Task requirements: Copy every line of the data in which the word "While" occurs.

(Some records)
====

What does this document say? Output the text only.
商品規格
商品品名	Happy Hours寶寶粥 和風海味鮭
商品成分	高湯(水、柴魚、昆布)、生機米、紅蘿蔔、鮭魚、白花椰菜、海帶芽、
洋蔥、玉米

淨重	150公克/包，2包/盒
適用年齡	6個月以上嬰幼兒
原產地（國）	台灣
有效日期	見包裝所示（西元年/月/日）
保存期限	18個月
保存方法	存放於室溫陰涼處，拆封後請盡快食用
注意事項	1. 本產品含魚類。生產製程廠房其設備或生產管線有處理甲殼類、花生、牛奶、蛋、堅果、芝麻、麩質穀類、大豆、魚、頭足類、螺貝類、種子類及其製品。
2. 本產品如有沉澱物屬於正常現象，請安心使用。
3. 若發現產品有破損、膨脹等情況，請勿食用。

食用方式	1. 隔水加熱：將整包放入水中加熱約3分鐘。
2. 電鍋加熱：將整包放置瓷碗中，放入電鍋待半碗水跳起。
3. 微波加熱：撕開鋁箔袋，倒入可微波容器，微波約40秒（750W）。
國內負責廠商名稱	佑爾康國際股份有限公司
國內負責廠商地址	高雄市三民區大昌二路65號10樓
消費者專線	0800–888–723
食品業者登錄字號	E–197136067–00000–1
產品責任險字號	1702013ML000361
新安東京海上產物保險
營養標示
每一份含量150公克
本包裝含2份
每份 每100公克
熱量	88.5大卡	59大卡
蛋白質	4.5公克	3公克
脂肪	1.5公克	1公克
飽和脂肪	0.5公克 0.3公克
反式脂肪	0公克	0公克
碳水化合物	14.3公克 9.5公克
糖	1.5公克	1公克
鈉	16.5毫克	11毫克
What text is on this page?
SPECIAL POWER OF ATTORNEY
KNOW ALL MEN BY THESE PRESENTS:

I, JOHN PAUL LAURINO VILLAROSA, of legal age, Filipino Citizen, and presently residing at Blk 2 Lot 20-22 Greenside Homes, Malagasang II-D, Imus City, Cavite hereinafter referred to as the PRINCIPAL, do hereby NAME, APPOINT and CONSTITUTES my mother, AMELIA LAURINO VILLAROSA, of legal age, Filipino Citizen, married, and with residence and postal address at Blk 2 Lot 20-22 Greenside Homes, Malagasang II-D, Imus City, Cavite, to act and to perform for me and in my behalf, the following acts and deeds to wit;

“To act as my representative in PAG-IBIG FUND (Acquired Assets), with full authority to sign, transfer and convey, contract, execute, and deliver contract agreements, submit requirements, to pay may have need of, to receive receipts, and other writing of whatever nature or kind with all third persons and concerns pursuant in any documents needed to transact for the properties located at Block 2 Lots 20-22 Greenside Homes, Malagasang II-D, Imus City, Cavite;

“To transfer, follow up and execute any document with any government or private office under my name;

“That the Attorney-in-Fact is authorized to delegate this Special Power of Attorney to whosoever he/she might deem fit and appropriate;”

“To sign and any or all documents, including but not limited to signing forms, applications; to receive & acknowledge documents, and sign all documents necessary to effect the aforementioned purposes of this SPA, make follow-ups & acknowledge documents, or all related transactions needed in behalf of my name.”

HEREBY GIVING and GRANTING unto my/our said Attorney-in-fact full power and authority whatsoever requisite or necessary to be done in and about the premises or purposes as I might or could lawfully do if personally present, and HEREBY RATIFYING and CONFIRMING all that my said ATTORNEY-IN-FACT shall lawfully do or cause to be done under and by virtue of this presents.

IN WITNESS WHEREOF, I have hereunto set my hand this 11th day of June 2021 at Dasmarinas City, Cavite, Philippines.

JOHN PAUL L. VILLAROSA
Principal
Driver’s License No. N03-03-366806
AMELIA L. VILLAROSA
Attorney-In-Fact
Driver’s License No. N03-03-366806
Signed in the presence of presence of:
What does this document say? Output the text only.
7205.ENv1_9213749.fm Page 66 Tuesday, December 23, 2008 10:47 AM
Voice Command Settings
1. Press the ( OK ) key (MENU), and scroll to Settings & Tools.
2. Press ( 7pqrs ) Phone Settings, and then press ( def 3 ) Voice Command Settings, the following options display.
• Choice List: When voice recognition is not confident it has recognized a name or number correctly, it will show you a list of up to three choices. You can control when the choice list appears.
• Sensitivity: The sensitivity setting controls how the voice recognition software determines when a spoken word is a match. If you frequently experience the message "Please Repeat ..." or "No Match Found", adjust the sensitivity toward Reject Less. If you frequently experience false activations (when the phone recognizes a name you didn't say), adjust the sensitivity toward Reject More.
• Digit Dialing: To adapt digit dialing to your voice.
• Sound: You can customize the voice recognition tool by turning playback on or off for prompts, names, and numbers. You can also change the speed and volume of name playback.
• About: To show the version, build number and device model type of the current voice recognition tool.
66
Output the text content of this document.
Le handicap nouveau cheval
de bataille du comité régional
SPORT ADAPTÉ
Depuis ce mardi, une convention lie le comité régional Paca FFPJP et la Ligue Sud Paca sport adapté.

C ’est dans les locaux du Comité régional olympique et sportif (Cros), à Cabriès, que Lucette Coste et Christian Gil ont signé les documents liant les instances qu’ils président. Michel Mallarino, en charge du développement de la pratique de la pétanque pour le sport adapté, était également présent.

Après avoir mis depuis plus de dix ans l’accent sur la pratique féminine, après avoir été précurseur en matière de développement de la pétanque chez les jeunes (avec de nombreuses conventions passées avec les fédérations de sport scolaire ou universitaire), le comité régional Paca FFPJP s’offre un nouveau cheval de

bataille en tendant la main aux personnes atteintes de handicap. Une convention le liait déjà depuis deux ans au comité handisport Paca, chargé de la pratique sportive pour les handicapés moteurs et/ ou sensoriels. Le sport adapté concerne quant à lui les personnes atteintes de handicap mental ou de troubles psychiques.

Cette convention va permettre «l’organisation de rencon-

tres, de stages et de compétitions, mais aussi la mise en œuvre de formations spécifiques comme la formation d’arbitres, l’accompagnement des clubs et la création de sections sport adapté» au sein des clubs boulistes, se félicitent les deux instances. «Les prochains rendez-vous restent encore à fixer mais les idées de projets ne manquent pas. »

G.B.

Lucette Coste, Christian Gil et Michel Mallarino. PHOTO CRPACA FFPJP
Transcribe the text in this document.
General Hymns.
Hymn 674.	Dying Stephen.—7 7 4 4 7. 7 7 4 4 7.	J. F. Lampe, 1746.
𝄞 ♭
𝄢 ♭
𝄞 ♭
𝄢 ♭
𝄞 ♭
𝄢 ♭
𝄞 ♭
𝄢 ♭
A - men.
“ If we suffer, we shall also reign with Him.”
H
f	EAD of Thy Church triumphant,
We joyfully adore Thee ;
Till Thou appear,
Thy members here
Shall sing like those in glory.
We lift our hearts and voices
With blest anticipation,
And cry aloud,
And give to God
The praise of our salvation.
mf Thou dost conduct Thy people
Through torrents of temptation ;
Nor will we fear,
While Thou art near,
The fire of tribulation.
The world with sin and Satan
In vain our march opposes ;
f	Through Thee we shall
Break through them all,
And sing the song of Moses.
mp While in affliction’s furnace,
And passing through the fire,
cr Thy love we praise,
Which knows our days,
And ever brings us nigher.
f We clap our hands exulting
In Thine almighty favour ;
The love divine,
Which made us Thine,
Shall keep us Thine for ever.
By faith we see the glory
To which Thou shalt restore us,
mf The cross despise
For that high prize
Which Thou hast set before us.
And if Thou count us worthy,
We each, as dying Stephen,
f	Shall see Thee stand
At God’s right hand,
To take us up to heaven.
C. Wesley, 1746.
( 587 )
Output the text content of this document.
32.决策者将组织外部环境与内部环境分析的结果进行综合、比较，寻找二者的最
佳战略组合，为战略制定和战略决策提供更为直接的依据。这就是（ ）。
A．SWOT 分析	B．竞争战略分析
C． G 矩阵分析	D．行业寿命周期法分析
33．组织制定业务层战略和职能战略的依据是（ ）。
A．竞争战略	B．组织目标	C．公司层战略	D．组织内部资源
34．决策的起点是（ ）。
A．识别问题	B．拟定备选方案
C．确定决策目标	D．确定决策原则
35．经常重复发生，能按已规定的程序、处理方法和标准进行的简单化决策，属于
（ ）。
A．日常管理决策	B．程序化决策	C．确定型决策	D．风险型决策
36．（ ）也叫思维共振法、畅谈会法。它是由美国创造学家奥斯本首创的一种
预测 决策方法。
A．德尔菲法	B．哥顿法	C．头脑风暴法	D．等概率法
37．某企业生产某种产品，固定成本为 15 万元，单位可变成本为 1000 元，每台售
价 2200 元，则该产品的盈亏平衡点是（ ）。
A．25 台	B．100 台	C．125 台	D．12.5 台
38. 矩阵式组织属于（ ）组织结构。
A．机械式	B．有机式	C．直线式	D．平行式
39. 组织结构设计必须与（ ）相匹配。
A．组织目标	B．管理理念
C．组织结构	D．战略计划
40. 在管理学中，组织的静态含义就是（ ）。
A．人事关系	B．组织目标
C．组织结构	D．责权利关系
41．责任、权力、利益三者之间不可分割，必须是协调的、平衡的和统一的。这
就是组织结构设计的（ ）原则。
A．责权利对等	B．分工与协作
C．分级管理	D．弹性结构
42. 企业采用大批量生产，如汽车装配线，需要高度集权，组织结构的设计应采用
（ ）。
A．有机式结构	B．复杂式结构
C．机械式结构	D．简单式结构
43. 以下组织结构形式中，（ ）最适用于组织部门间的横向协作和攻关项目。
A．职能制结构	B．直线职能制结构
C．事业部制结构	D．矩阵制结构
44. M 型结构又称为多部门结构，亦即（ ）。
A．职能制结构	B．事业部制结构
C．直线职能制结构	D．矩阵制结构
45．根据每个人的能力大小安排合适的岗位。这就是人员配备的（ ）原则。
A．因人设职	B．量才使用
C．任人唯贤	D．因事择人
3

====

Exercise response:
While Thou art near,
mp While in affliction’s furnace,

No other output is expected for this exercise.